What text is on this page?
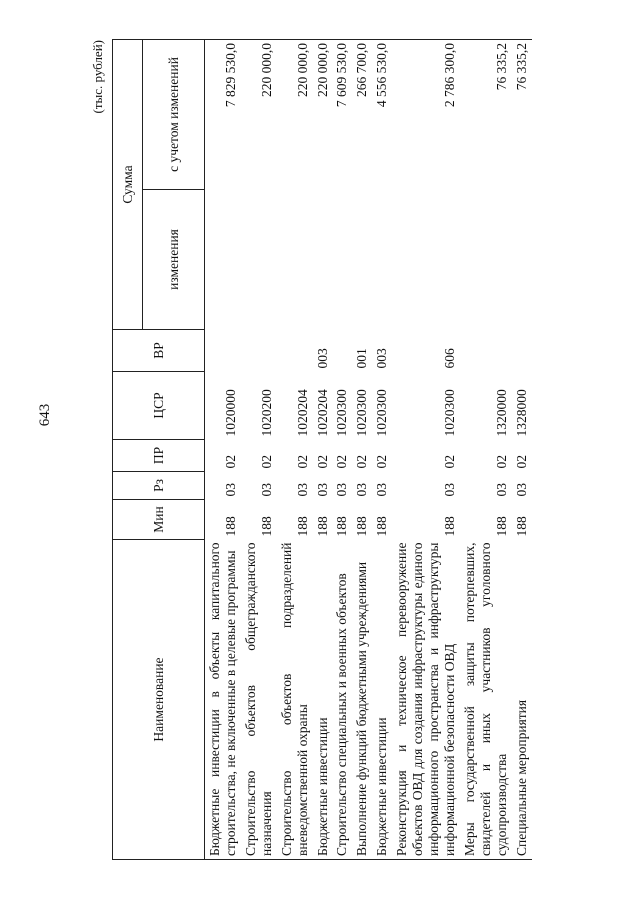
643
(тыс. рублей)
Наименование	Мин	Рз	ПР	ЦСР	ВР	Сумма	
						изменения	с учетом изменений
Бюджетные инвестиции в объекты капитального строительства, не включенные в целевые программы	188	03	02	1020000			7 829 530,0
Строительство объектов общегражданского назначения	188	03	02	1020200			220 000,0
Строительство объектов подразделений вневедомственной охраны	188	03	02	1020204			220 000,0
Бюджетные инвестиции	188	03	02	1020204	003		220 000,0
Строительство специальных и военных объектов	188	03	02	1020300			7 609 530,0
Выполнение функций бюджетными учреждениями	188	03	02	1020300	001		266 700,0
Бюджетные инвестиции	188	03	02	1020300	003		4 556 530,0
Реконструкция и техническое перевооружение объектов ОВД для создания инфраструктуры единого информационного пространства и инфраструктуры информационной безопасности ОВД	188	03	02	1020300	606		2 786 300,0
Меры государственной защиты потерпевших, свидетелей и иных участников уголовного судопроизводства	188	03	02	1320000			76 335,2
Специальные мероприятия	188	03	02	1328000			76 335,2
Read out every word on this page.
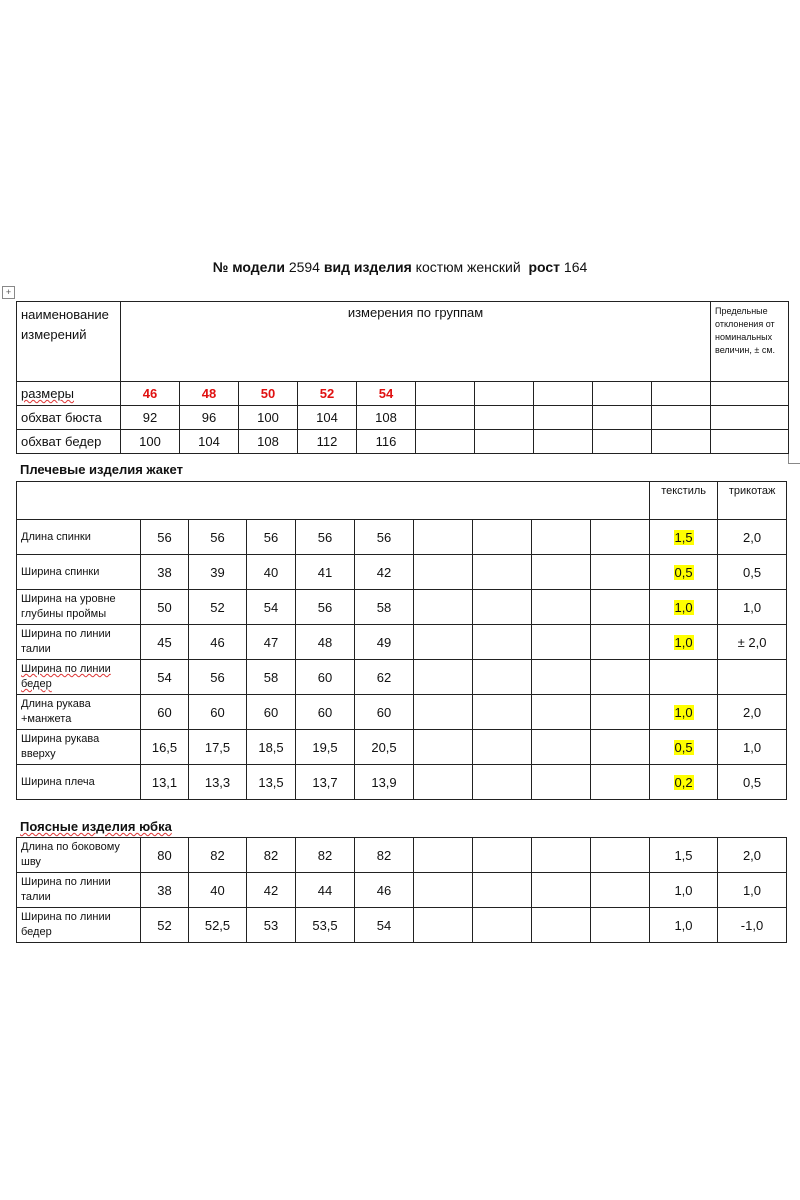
№ модели 2594 вид изделия костюм женский рост 164
+
наименование измерений	измерения по группам										Предельные отклонения от номинальных величин, ± см.
размеры	46	48	50	52	54						
обхват бюста	92	96	100	104	108						
обхват бедер	100	104	108	112	116						
Плечевые изделия жакет
										текстиль	трикотаж
Длина спинки	56	56	56	56	56					1,5	2,0
Ширина спинки	38	39	40	41	42					0,5	0,5
Ширина на уровне глубины проймы	50	52	54	56	58					1,0	1,0
Ширина по линии талии	45	46	47	48	49					1,0	± 2,0
Ширина по линии бедер	54	56	58	60	62						
Длина рукава +манжета	60	60	60	60	60					1,0	2,0
Ширина рукава вверху	16,5	17,5	18,5	19,5	20,5					0,5	1,0
Ширина плеча	13,1	13,3	13,5	13,7	13,9					0,2	0,5
Поясные изделия юбка
Длина по боковому шву	80	82	82	82	82					1,5	2,0
Ширина по линии талии	38	40	42	44	46					1,0	1,0
Ширина по линии бедер	52	52,5	53	53,5	54					1,0	-1,0
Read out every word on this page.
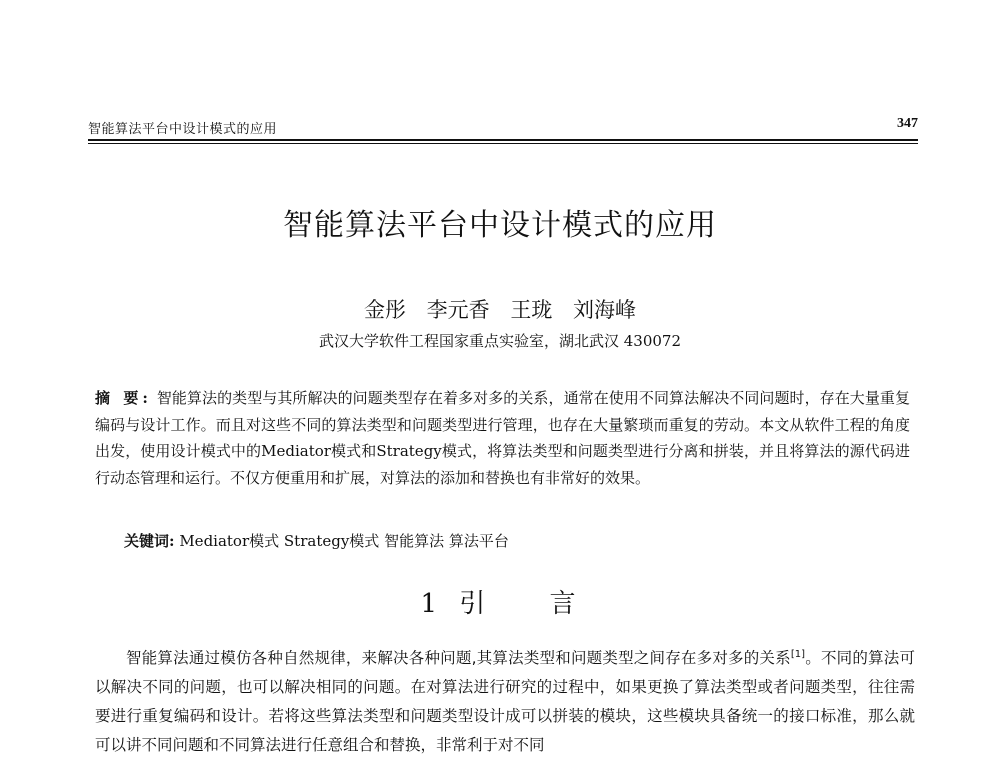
智能算法平台中设计模式的应用	347
智能算法平台中设计模式的应用
金彤 李元香 王珑 刘海峰
武汉大学软件工程国家重点实验室，湖北武汉 430072
摘 要: 智能算法的类型与其所解决的问题类型存在着多对多的关系，通常在使用不同算法解决不同问题时，存在大量重复编码与设计工作。而且对这些不同的算法类型和问题类型进行管理，也存在大量繁琐而重复的劳动。本文从软件工程的角度出发，使用设计模式中的Mediator模式和Strategy模式，将算法类型和问题类型进行分离和拼装，并且将算法的源代码进行动态管理和运行。不仅方便重用和扩展，对算法的添加和替换也有非常好的效果。
关键词: Mediator模式 Strategy模式 智能算法 算法平台
1 引 言
智能算法通过模仿各种自然规律，来解决各种问题,其算法类型和问题类型之间存在多对多的关系[1]。不同的算法可以解决不同的问题，也可以解决相同的问题。在对算法进行研究的过程中，如果更换了算法类型或者问题类型，往往需要进行重复编码和设计。若将这些算法类型和问题类型设计成可以拼装的模块，这些模块具备统一的接口标准，那么就可以讲不同问题和不同算法进行任意组合和替换，非常利于对不同
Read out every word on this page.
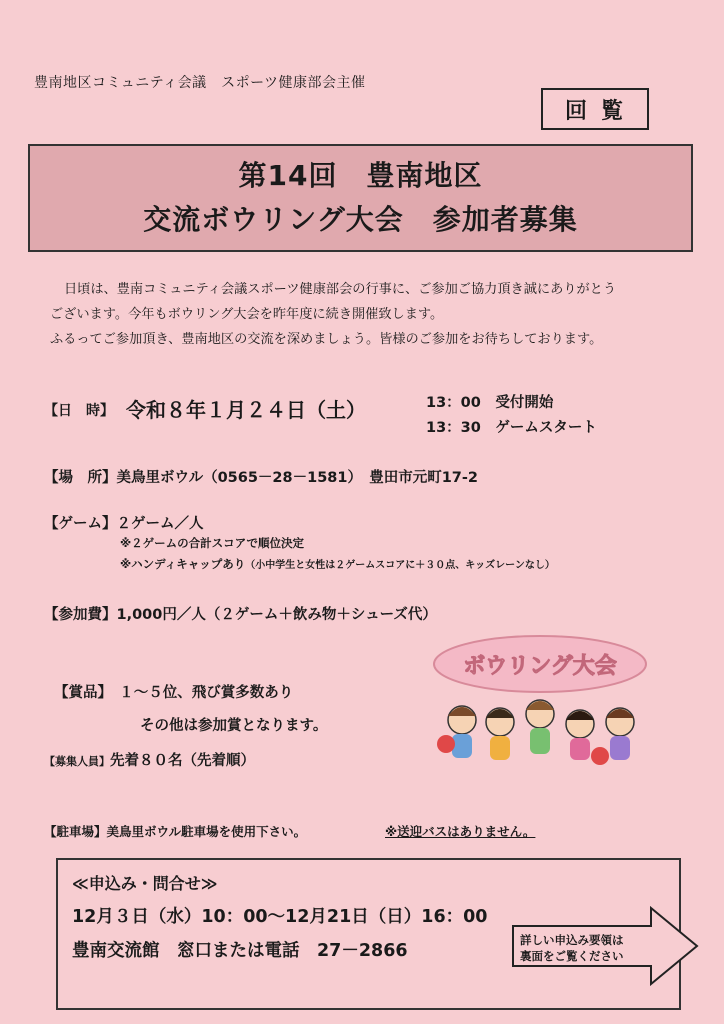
豊南地区コミュニティ会議　スポーツ健康部会主催
回覧
第14回　豊南地区
交流ボウリング大会　参加者募集

日頃は、豊南コミュニティ会議スポーツ健康部会の行事に、ご参加ご協力頂き誠にありがとう

ございます。今年もボウリング大会を昨年度に続き開催致します。

ふるってご参加頂き、豊南地区の交流を深めましょう。皆様のご参加をお待ちしております。

【日　時】 令和８年１月２４日（土）	13：00　受付開始
13：30　ゲームスタート
【場　所】美鳥里ボウル（0565－28－1581）　豊田市元町17-2
【ゲーム】２ゲーム／人
※２ゲームの合計スコアで順位決定
※ハンディキャップあり（小中学生と女性は２ゲームスコアに＋３０点、キッズレーンなし）
【参加費】1,000円／人（２ゲーム＋飲み物＋シューズ代）
【賞品】　 １～５位、飛び賞多数あり
その他は参加賞となります。
【募集人員】先着８０名（先着順）
【駐車場】美鳥里ボウル駐車場を使用下さい。	※送迎バスはありません。
ボウリング大会
≪申込み・問合せ≫
12月３日（水）10：00～12月21日（日）16：00
豊南交流館　窓口または電話　27－2866
詳しい申込み要領は
裏面をご覧ください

▬▬▬▬▬▬

Request: In the entries above, how many lines hold the word "линии"? State the number and nothing else.

Response to this task: 4